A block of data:
=-=-=-=-=

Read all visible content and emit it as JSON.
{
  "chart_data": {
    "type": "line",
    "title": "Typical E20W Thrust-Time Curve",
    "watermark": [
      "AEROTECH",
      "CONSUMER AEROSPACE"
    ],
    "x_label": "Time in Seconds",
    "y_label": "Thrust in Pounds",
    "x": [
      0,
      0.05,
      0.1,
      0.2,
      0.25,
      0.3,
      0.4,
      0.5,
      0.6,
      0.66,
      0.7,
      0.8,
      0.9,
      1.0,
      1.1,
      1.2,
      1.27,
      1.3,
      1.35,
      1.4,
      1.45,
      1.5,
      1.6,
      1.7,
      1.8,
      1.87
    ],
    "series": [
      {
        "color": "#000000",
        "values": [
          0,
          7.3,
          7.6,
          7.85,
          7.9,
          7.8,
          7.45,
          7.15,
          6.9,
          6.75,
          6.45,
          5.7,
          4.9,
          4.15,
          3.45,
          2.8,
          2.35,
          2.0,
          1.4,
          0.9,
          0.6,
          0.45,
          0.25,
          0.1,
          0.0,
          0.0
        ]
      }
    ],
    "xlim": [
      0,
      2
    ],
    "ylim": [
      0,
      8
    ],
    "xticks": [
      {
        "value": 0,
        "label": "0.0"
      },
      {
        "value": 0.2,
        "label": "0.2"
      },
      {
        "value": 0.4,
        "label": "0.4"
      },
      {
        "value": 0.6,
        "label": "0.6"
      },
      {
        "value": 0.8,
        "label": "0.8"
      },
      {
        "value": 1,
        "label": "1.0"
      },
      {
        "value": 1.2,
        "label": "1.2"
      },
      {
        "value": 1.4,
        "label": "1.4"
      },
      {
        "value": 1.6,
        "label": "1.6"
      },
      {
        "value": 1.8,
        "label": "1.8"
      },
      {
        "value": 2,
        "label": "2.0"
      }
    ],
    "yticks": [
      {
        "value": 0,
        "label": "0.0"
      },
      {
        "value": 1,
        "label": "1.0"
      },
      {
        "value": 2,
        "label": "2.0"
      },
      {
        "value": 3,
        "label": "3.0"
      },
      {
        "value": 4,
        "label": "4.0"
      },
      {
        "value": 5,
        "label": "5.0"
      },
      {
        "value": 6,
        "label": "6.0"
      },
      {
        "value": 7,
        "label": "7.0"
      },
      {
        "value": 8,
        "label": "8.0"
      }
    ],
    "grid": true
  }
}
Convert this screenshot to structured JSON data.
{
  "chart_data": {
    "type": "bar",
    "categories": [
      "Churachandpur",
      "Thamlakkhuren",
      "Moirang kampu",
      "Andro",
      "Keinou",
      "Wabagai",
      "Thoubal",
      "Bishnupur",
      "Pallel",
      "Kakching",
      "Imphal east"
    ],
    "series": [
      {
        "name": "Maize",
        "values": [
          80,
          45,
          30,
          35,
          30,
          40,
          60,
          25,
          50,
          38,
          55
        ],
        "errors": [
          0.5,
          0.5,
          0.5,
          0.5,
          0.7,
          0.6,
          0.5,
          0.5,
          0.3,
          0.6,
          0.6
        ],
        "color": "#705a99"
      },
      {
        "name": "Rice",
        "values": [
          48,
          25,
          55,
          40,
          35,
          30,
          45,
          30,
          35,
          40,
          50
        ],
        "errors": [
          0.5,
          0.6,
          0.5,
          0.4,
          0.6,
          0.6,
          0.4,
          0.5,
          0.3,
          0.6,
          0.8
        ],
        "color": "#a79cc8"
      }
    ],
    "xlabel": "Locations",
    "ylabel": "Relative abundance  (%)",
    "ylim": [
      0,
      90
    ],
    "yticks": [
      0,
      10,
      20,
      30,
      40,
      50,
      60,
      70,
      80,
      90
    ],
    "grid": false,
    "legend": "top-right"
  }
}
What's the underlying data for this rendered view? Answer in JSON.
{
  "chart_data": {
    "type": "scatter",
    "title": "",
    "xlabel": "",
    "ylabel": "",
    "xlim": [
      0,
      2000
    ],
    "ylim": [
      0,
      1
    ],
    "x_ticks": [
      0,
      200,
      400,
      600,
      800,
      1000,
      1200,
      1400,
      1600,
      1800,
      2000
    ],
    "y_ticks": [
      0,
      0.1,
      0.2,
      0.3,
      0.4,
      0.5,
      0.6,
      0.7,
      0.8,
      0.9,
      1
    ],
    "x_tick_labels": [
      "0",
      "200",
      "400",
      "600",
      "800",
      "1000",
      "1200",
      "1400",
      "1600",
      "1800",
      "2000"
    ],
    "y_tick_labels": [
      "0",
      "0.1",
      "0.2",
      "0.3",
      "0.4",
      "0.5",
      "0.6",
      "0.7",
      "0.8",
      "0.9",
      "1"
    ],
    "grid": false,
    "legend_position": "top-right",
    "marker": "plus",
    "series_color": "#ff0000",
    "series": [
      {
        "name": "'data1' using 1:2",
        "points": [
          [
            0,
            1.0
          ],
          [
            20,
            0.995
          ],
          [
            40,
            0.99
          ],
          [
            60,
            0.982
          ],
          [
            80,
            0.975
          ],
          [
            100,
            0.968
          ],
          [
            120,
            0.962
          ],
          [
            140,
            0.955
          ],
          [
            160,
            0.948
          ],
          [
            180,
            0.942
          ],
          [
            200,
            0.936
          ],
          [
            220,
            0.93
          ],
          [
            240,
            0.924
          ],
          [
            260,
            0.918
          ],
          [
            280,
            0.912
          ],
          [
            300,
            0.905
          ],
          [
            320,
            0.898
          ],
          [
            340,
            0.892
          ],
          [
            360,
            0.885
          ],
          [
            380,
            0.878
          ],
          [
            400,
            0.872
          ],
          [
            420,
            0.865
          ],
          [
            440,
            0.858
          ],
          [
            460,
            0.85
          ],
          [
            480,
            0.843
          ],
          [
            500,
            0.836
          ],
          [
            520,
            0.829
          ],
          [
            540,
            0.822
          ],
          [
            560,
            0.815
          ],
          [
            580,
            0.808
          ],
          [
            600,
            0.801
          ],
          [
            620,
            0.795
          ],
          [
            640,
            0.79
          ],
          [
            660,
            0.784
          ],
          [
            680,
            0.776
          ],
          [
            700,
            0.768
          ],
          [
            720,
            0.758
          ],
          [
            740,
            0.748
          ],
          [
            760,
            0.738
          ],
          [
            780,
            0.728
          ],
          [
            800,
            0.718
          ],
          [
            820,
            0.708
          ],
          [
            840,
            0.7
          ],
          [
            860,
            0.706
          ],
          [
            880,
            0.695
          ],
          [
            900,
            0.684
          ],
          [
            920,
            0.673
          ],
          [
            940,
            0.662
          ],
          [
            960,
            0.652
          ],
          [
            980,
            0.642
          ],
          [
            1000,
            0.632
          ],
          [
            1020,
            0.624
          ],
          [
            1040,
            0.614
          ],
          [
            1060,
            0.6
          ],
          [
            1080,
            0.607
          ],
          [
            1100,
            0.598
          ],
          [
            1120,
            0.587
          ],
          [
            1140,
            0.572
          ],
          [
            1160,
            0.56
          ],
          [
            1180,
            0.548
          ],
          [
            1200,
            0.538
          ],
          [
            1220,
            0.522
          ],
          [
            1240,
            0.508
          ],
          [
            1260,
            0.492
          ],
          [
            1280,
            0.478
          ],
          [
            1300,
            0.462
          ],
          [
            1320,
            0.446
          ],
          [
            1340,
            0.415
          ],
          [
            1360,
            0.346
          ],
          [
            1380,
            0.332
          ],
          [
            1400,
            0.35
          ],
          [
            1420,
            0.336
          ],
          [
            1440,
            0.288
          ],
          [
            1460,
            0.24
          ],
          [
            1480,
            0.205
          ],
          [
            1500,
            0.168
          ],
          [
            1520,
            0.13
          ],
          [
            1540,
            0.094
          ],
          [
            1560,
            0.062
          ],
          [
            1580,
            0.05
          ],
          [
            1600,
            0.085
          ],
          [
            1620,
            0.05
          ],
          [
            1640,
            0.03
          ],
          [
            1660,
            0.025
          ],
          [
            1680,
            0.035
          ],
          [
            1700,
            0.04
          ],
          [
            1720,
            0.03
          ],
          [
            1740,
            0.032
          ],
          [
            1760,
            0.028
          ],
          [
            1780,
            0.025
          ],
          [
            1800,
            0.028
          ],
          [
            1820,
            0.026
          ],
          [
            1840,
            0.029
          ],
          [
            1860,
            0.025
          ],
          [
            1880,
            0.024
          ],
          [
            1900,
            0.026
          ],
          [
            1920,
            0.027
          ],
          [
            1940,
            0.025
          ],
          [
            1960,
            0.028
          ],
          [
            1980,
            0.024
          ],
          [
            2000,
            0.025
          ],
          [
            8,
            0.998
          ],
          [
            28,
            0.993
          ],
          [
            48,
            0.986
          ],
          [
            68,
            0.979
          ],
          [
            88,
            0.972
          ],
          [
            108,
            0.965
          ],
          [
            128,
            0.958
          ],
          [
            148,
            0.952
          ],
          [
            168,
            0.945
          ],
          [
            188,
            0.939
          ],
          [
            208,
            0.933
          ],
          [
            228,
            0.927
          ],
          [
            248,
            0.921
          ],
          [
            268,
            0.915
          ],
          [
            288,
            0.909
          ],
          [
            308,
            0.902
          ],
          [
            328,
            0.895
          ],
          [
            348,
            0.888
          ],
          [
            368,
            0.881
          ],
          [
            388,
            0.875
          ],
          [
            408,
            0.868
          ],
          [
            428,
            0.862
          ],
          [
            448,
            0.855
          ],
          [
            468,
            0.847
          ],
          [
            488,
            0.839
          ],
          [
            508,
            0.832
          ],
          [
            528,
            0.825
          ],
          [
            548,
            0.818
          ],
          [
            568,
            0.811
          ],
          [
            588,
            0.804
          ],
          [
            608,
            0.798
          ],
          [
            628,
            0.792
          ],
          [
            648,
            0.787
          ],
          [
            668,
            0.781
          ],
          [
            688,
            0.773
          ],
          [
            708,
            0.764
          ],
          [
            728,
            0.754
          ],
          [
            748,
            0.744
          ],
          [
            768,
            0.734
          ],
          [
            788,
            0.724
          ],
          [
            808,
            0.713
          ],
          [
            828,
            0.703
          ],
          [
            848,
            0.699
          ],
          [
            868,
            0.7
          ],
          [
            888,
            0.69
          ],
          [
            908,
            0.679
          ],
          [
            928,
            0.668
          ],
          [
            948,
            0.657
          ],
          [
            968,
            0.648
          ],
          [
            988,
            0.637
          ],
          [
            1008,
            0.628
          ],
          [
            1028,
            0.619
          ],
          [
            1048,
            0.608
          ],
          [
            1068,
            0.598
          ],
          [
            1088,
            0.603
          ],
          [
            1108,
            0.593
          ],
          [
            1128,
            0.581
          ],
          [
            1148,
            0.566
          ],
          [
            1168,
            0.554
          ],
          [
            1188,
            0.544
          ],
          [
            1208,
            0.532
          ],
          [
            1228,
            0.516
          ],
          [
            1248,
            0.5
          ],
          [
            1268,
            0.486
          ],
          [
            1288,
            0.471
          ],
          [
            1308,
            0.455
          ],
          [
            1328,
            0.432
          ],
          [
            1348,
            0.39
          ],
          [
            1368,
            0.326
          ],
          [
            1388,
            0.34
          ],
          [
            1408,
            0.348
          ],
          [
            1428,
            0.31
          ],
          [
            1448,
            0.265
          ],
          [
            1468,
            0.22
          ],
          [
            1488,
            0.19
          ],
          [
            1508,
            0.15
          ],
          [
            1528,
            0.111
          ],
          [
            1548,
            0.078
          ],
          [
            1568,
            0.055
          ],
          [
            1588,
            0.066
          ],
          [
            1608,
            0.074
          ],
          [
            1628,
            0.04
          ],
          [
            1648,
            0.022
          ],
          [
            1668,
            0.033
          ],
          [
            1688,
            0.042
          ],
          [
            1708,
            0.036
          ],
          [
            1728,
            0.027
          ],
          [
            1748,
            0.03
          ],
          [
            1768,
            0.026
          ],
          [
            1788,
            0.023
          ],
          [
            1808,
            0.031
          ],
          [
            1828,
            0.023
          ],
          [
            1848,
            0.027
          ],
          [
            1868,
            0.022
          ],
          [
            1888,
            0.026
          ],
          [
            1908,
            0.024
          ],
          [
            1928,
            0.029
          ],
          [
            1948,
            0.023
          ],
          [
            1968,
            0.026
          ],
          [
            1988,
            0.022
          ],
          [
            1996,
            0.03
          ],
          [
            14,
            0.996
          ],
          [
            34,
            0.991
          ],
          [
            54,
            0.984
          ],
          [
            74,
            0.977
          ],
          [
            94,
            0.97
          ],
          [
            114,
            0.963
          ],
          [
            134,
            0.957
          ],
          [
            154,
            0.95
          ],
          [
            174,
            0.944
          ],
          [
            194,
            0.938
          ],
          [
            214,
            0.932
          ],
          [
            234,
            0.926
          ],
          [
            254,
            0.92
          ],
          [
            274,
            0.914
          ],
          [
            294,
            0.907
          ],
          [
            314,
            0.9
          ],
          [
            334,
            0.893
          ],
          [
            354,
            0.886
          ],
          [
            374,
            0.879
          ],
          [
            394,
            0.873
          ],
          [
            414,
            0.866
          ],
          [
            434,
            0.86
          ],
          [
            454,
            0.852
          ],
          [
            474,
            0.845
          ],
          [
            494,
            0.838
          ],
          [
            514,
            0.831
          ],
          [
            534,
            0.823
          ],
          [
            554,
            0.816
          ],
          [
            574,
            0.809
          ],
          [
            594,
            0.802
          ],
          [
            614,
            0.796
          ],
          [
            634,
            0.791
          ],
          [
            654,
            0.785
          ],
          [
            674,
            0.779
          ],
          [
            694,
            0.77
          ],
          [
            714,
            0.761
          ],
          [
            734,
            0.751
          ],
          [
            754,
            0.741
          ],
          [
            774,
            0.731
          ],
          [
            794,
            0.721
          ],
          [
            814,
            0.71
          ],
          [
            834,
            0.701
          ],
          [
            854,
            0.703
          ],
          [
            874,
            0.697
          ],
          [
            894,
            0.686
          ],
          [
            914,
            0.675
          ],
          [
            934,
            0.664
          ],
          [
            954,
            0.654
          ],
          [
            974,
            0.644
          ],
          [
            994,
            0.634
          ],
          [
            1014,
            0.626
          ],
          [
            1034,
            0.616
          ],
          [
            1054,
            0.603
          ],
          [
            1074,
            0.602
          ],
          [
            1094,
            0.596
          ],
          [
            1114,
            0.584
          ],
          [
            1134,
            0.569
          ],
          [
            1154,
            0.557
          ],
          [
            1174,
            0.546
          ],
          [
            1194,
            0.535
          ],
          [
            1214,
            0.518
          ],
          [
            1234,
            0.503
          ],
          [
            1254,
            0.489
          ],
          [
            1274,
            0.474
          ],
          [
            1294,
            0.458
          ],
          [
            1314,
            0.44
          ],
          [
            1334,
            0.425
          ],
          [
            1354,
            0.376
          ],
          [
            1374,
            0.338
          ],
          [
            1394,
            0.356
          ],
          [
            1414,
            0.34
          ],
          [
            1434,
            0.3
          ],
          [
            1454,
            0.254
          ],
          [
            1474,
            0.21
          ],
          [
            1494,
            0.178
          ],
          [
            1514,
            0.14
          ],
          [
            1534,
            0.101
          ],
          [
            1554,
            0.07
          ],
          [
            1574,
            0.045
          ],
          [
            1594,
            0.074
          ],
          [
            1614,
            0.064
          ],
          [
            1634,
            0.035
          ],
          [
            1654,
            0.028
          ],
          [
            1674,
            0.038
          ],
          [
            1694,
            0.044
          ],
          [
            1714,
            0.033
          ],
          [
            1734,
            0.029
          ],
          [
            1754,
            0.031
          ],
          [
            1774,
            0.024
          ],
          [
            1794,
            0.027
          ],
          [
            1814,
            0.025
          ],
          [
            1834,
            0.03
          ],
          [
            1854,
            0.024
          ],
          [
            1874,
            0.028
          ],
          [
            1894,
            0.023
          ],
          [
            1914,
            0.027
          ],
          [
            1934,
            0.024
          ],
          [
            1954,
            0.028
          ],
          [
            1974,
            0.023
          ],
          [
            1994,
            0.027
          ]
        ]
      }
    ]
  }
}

=-=-=-=-=

INSTRUCTIONS FOR THE TASK: Your answer should be a single number: the count of lines in the listing that contain the word "name".

RESULT BELOW: 3